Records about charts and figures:
━━━━━━
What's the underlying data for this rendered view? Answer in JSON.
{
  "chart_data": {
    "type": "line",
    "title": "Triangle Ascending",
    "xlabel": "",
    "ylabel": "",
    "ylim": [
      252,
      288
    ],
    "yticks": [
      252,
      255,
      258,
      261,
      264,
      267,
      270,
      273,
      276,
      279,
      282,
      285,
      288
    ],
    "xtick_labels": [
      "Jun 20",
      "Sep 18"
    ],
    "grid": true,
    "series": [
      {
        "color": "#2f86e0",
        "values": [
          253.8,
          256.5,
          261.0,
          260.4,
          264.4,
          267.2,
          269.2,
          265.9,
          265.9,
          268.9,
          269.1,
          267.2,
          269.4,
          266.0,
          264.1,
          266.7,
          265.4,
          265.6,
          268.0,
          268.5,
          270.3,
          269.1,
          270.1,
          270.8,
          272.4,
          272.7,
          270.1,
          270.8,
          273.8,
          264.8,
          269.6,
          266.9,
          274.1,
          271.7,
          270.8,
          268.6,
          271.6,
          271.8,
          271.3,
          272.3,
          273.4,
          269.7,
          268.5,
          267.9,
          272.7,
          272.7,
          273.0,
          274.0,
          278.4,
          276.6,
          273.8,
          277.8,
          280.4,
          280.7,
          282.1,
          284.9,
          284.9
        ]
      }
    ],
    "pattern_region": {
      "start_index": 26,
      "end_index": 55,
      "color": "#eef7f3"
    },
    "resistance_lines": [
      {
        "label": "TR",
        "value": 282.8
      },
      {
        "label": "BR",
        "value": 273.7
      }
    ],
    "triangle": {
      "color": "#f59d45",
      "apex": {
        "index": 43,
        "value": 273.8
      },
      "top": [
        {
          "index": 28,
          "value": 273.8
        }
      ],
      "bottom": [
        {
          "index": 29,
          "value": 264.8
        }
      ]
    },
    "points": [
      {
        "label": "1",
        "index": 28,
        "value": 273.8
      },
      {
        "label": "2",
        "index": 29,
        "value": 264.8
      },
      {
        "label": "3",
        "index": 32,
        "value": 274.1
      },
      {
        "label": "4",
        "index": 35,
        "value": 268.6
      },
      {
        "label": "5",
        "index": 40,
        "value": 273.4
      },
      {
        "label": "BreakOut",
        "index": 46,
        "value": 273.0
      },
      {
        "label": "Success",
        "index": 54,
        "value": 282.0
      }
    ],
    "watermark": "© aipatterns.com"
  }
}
━━━━━━
_Required work_
Where a line of the material above holds the string "color", copy that line.

_Task solution_
        "color": "#2f86e0",
      "color": "#eef7f3"
      "color": "#f59d45",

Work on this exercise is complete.